TASK TO COMPLETE -
Print every one of the following lines verbatim, leaving out the pictures.
++++ MATERIAL FOR THE TASK
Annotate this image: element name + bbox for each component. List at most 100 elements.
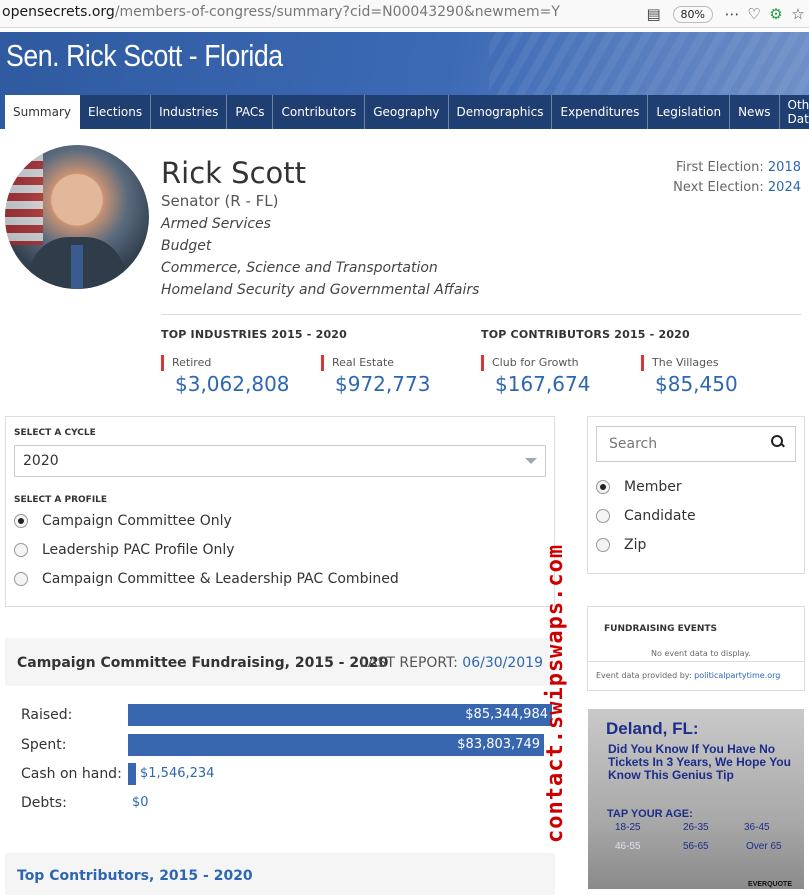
campaign-fundraising-title: Campaign Committee Fundraising, 2015 - 2… bbox=[17, 655, 389, 671]
flag-background bbox=[5, 145, 43, 245]
search-icon[interactable] bbox=[771, 435, 785, 449]
watermark-text: contact.swipswaps.com bbox=[543, 543, 568, 843]
senator-photo bbox=[5, 145, 149, 289]
radio-icon[interactable] bbox=[596, 509, 610, 523]
committee-item: Commerce, Science and Transportation bbox=[161, 260, 438, 276]
member-title: Senator (R - FL) bbox=[161, 192, 279, 210]
bookmark-star-icon[interactable]: ☆ bbox=[787, 3, 809, 25]
more-actions-icon[interactable]: ⋯ bbox=[721, 3, 743, 25]
contributor-stat: The Villages $85,450 bbox=[641, 355, 738, 396]
top-contributors-section-title[interactable]: Top Contributors, 2015 - 2020 bbox=[17, 868, 253, 884]
contributor-stat: Club for Growth $167,674 bbox=[481, 355, 590, 396]
stat-amount[interactable]: $3,062,808 bbox=[175, 372, 290, 396]
select-cycle-label: SELECT A CYCLE bbox=[14, 428, 96, 438]
member-name: Rick Scott bbox=[161, 156, 306, 190]
extension-icon[interactable]: ⚙ bbox=[765, 3, 787, 25]
tab-pacs[interactable]: PACs bbox=[227, 95, 274, 129]
stat-amount[interactable]: $167,674 bbox=[495, 372, 590, 396]
fundraising-row-label: Debts: bbox=[21, 795, 67, 811]
search-input[interactable]: Search bbox=[596, 426, 796, 462]
browser-url-bar[interactable]: opensecrets.org/members-of-congress/summ… bbox=[0, 0, 809, 28]
profile-radio-campaign[interactable]: Campaign Committee Only bbox=[14, 513, 232, 529]
radio-label: Campaign Committee Only bbox=[42, 513, 232, 529]
industry-stat: Real Estate $972,773 bbox=[321, 355, 430, 396]
tab-demographics[interactable]: Demographics bbox=[448, 95, 553, 129]
radio-icon[interactable] bbox=[596, 538, 610, 552]
campaign-fundraising-header: Campaign Committee Fundraising, 2015 - 2… bbox=[5, 638, 555, 686]
ad-age-option[interactable]: 26-35 bbox=[683, 822, 709, 833]
tab-legislation[interactable]: Legislation bbox=[648, 95, 731, 129]
ad-age-option[interactable]: 18-25 bbox=[615, 822, 641, 833]
tab-other-data[interactable]: Other Data bbox=[779, 95, 809, 129]
stat-amount[interactable]: $85,450 bbox=[655, 372, 738, 396]
fundraising-row-label: Spent: bbox=[21, 737, 67, 753]
provider-link[interactable]: politicalpartytime.org bbox=[694, 671, 780, 680]
url-path: /members-of-congress/summary?cid=N000432… bbox=[114, 4, 560, 20]
debts-value: $0 bbox=[132, 795, 149, 810]
search-placeholder: Search bbox=[609, 436, 658, 452]
cash-on-hand-value: $1,546,234 bbox=[140, 766, 215, 781]
tab-geography[interactable]: Geography bbox=[365, 95, 449, 129]
fundraising-row-label: Cash on hand: bbox=[21, 766, 122, 782]
cash-on-hand-bar bbox=[128, 763, 136, 785]
ad-brand-logo: EVERQUOTE bbox=[748, 881, 792, 888]
url-text[interactable]: opensecrets.org/members-of-congress/summ… bbox=[2, 4, 560, 20]
pocket-icon[interactable]: ♡ bbox=[743, 3, 765, 25]
top-industries-heading: TOP INDUSTRIES 2015 - 2020 bbox=[161, 328, 348, 341]
tab-contributors[interactable]: Contributors bbox=[273, 95, 366, 129]
advertisement[interactable]: Deland, FL: Did You Know If You Have No … bbox=[588, 709, 804, 889]
ad-text: Did You Know If You Have No Tickets In 3… bbox=[608, 742, 791, 782]
last-report-date[interactable]: 06/30/2019 bbox=[462, 655, 543, 671]
ad-tap-label: TAP YOUR AGE: bbox=[607, 808, 693, 820]
cycle-select[interactable]: 2020 bbox=[14, 445, 546, 477]
tab-summary[interactable]: Summary bbox=[5, 95, 80, 129]
ad-age-option[interactable]: 56-65 bbox=[683, 841, 709, 852]
header-banner: Sen. Rick Scott - Florida Summary Electi… bbox=[0, 32, 809, 129]
bar-value: $83,803,749 bbox=[457, 737, 540, 752]
stat-label: Club for Growth bbox=[492, 356, 579, 369]
tab-industries[interactable]: Industries bbox=[151, 95, 228, 129]
ad-age-option[interactable]: 46-55 bbox=[615, 841, 641, 852]
radio-label: Leadership PAC Profile Only bbox=[42, 542, 235, 558]
ad-city: Deland, FL: bbox=[606, 719, 699, 738]
select-profile-label: SELECT A PROFILE bbox=[14, 495, 108, 505]
tab-news[interactable]: News bbox=[730, 95, 780, 129]
divider bbox=[161, 314, 801, 315]
profile-radio-combined[interactable]: Campaign Committee & Leadership PAC Comb… bbox=[14, 571, 399, 587]
page-title: Sen. Rick Scott - Florida bbox=[6, 38, 283, 73]
profile-radio-leadership[interactable]: Leadership PAC Profile Only bbox=[14, 542, 235, 558]
radio-selected-icon[interactable] bbox=[14, 514, 28, 528]
next-election-link[interactable]: 2024 bbox=[768, 180, 801, 195]
committee-item: Homeland Security and Governmental Affai… bbox=[161, 282, 480, 298]
radio-label: Candidate bbox=[624, 508, 696, 524]
ad-age-option[interactable]: 36-45 bbox=[744, 822, 770, 833]
bar-value: $85,344,984 bbox=[465, 707, 548, 722]
tab-elections[interactable]: Elections bbox=[80, 95, 152, 129]
cycle-select-value: 2020 bbox=[23, 453, 59, 469]
radio-selected-icon[interactable] bbox=[596, 480, 610, 494]
first-election-link[interactable]: 2018 bbox=[768, 160, 801, 175]
next-election-label: Next Election: bbox=[673, 180, 764, 195]
tab-expenditures[interactable]: Expenditures bbox=[552, 95, 649, 129]
fundraising-events-heading: FUNDRAISING EVENTS bbox=[604, 624, 718, 634]
top-contributors-section-header: Top Contributors, 2015 - 2020 bbox=[5, 853, 555, 895]
search-radio-candidate[interactable]: Candidate bbox=[596, 508, 696, 524]
stat-amount[interactable]: $972,773 bbox=[335, 372, 430, 396]
photo-tie bbox=[71, 245, 83, 289]
divider bbox=[588, 661, 804, 662]
radio-icon[interactable] bbox=[14, 572, 28, 586]
search-radio-zip[interactable]: Zip bbox=[596, 537, 646, 553]
next-election: Next Election: 2024 bbox=[673, 180, 801, 195]
search-radio-member[interactable]: Member bbox=[596, 479, 682, 495]
radio-icon[interactable] bbox=[14, 543, 28, 557]
stat-label: The Villages bbox=[652, 356, 719, 369]
url-host: opensecrets.org bbox=[2, 4, 115, 20]
top-contributors-heading: TOP CONTRIBUTORS 2015 - 2020 bbox=[481, 328, 690, 341]
fundraising-row-label: Raised: bbox=[21, 707, 73, 723]
ad-age-option[interactable]: Over 65 bbox=[746, 841, 782, 852]
zoom-level-badge[interactable]: 80% bbox=[672, 5, 713, 23]
last-report: LAST REPORT: 06/30/2019 bbox=[360, 655, 543, 671]
chevron-down-icon bbox=[525, 458, 537, 464]
reader-view-icon[interactable]: ▤ bbox=[643, 3, 665, 25]
fundraising-events-panel: FUNDRAISING EVENTS No event data to disp… bbox=[587, 606, 805, 691]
++++++++
SOLUTION TO THIS EXERCISE -
Annotate this image: element name + bbox for each component. List at most 100 elements.
campaign-fundraising-title: Campaign Committee Fundraising, 2015 - 2… bbox=[17, 655, 389, 671]
flag-background bbox=[5, 145, 43, 245]
search-icon[interactable] bbox=[771, 435, 785, 449]
watermark-text: contact.swipswaps.com bbox=[543, 543, 568, 843]
senator-photo bbox=[5, 145, 149, 289]
radio-icon[interactable] bbox=[596, 509, 610, 523]
committee-item: Commerce, Science and Transportation bbox=[161, 260, 438, 276]
member-title: Senator (R - FL) bbox=[161, 192, 279, 210]
bookmark-star-icon[interactable]: ☆ bbox=[787, 3, 809, 25]
more-actions-icon[interactable]: ⋯ bbox=[721, 3, 743, 25]
contributor-stat: The Villages $85,450 bbox=[641, 355, 738, 396]
top-contributors-section-title[interactable]: Top Contributors, 2015 - 2020 bbox=[17, 868, 253, 884]
contributor-stat: Club for Growth $167,674 bbox=[481, 355, 590, 396]
stat-amount[interactable]: $3,062,808 bbox=[175, 372, 290, 396]
select-cycle-label: SELECT A CYCLE bbox=[14, 428, 96, 438]
member-name: Rick Scott bbox=[161, 156, 306, 190]
extension-icon[interactable]: ⚙ bbox=[765, 3, 787, 25]
tab-pacs[interactable]: PACs bbox=[227, 95, 274, 129]
stat-amount[interactable]: $167,674 bbox=[495, 372, 590, 396]
fundraising-row-label: Debts: bbox=[21, 795, 67, 811]
search-input[interactable]: Search bbox=[596, 426, 796, 462]
browser-url-bar[interactable]: opensecrets.org/members-of-congress/summ… bbox=[0, 0, 809, 28]
profile-radio-campaign[interactable]: Campaign Committee Only bbox=[14, 513, 232, 529]
radio-label: Campaign Committee Only bbox=[42, 513, 232, 529]
industry-stat: Real Estate $972,773 bbox=[321, 355, 430, 396]
tab-demographics[interactable]: Demographics bbox=[448, 95, 553, 129]
radio-icon[interactable] bbox=[596, 538, 610, 552]
campaign-fundraising-header: Campaign Committee Fundraising, 2015 - 2… bbox=[5, 638, 555, 686]
ad-age-option[interactable]: 26-35 bbox=[683, 822, 709, 833]
tab-legislation[interactable]: Legislation bbox=[648, 95, 731, 129]
ad-age-option[interactable]: 18-25 bbox=[615, 822, 641, 833]
tab-other-data[interactable]: Other Data bbox=[779, 95, 809, 129]
stat-amount[interactable]: $85,450 bbox=[655, 372, 738, 396]
fundraising-row-label: Spent: bbox=[21, 737, 67, 753]
provider-link[interactable]: politicalpartytime.org bbox=[694, 671, 780, 680]
url-path: /members-of-congress/summary?cid=N000432… bbox=[114, 4, 560, 20]
debts-value: $0 bbox=[132, 795, 149, 810]
search-placeholder: Search bbox=[609, 436, 658, 452]
cash-on-hand-value: $1,546,234 bbox=[140, 766, 215, 781]
tab-geography[interactable]: Geography bbox=[365, 95, 449, 129]
fundraising-row-label: Cash on hand: bbox=[21, 766, 122, 782]
cash-on-hand-bar bbox=[128, 763, 136, 785]
ad-brand-logo: EVERQUOTE bbox=[748, 881, 792, 888]
url-text[interactable]: opensecrets.org/members-of-congress/summ… bbox=[2, 4, 560, 20]
pocket-icon[interactable]: ♡ bbox=[743, 3, 765, 25]
top-industries-heading: TOP INDUSTRIES 2015 - 2020 bbox=[161, 328, 348, 341]
tab-contributors[interactable]: Contributors bbox=[273, 95, 366, 129]
advertisement[interactable]: Deland, FL: Did You Know If You Have No … bbox=[588, 709, 804, 889]
ad-text: Did You Know If You Have No Tickets In 3… bbox=[608, 742, 791, 782]
last-report-date[interactable]: 06/30/2019 bbox=[462, 655, 543, 671]
ad-tap-label: TAP YOUR AGE: bbox=[607, 808, 693, 820]
cycle-select[interactable]: 2020 bbox=[14, 445, 546, 477]
tab-summary[interactable]: Summary bbox=[5, 95, 80, 129]
ad-age-option[interactable]: 56-65 bbox=[683, 841, 709, 852]
header-banner: Sen. Rick Scott - Florida Summary Electi… bbox=[0, 32, 809, 129]
bar-value: $83,803,749 bbox=[457, 737, 540, 752]
stat-label: Club for Growth bbox=[492, 356, 579, 369]
tab-industries[interactable]: Industries bbox=[151, 95, 228, 129]
ad-age-option[interactable]: 46-55 bbox=[615, 841, 641, 852]
radio-label: Leadership PAC Profile Only bbox=[42, 542, 235, 558]
ad-city: Deland, FL: bbox=[606, 719, 699, 738]
select-profile-label: SELECT A PROFILE bbox=[14, 495, 108, 505]
tab-news[interactable]: News bbox=[730, 95, 780, 129]
divider bbox=[161, 314, 801, 315]
profile-radio-combined[interactable]: Campaign Committee & Leadership PAC Comb… bbox=[14, 571, 399, 587]
page-title: Sen. Rick Scott - Florida bbox=[6, 38, 283, 73]
profile-radio-leadership[interactable]: Leadership PAC Profile Only bbox=[14, 542, 235, 558]
radio-selected-icon[interactable] bbox=[14, 514, 28, 528]
next-election-link[interactable]: 2024 bbox=[768, 180, 801, 195]
committee-item: Homeland Security and Governmental Affai… bbox=[161, 282, 480, 298]
radio-label: Candidate bbox=[624, 508, 696, 524]
ad-age-option[interactable]: 36-45 bbox=[744, 822, 770, 833]
bar-value: $85,344,984 bbox=[465, 707, 548, 722]
tab-elections[interactable]: Elections bbox=[80, 95, 152, 129]
cycle-select-value: 2020 bbox=[23, 453, 59, 469]
radio-selected-icon[interactable] bbox=[596, 480, 610, 494]
first-election-link[interactable]: 2018 bbox=[768, 160, 801, 175]
next-election-label: Next Election: bbox=[673, 180, 764, 195]
tab-expenditures[interactable]: Expenditures bbox=[552, 95, 649, 129]
fundraising-events-heading: FUNDRAISING EVENTS bbox=[604, 624, 718, 634]
top-contributors-section-header: Top Contributors, 2015 - 2020 bbox=[5, 853, 555, 895]
search-radio-candidate[interactable]: Candidate bbox=[596, 508, 696, 524]
stat-amount[interactable]: $972,773 bbox=[335, 372, 430, 396]
photo-tie bbox=[71, 245, 83, 289]
divider bbox=[588, 661, 804, 662]
radio-icon[interactable] bbox=[14, 572, 28, 586]
search-radio-zip[interactable]: Zip bbox=[596, 537, 646, 553]
next-election: Next Election: 2024 bbox=[673, 180, 801, 195]
search-radio-member[interactable]: Member bbox=[596, 479, 682, 495]
radio-icon[interactable] bbox=[14, 543, 28, 557]
stat-label: The Villages bbox=[652, 356, 719, 369]
url-host: opensecrets.org bbox=[2, 4, 115, 20]
top-contributors-heading: TOP CONTRIBUTORS 2015 - 2020 bbox=[481, 328, 690, 341]
fundraising-row-label: Raised: bbox=[21, 707, 73, 723]
ad-age-option[interactable]: Over 65 bbox=[746, 841, 782, 852]
zoom-level-badge[interactable]: 80% bbox=[672, 5, 713, 23]
last-report: LAST REPORT: 06/30/2019 bbox=[360, 655, 543, 671]
chevron-down-icon bbox=[525, 458, 537, 464]
reader-view-icon[interactable]: ▤ bbox=[643, 3, 665, 25]
fundraising-events-panel: FUNDRAISING EVENTS No event data to disp… bbox=[587, 606, 805, 691]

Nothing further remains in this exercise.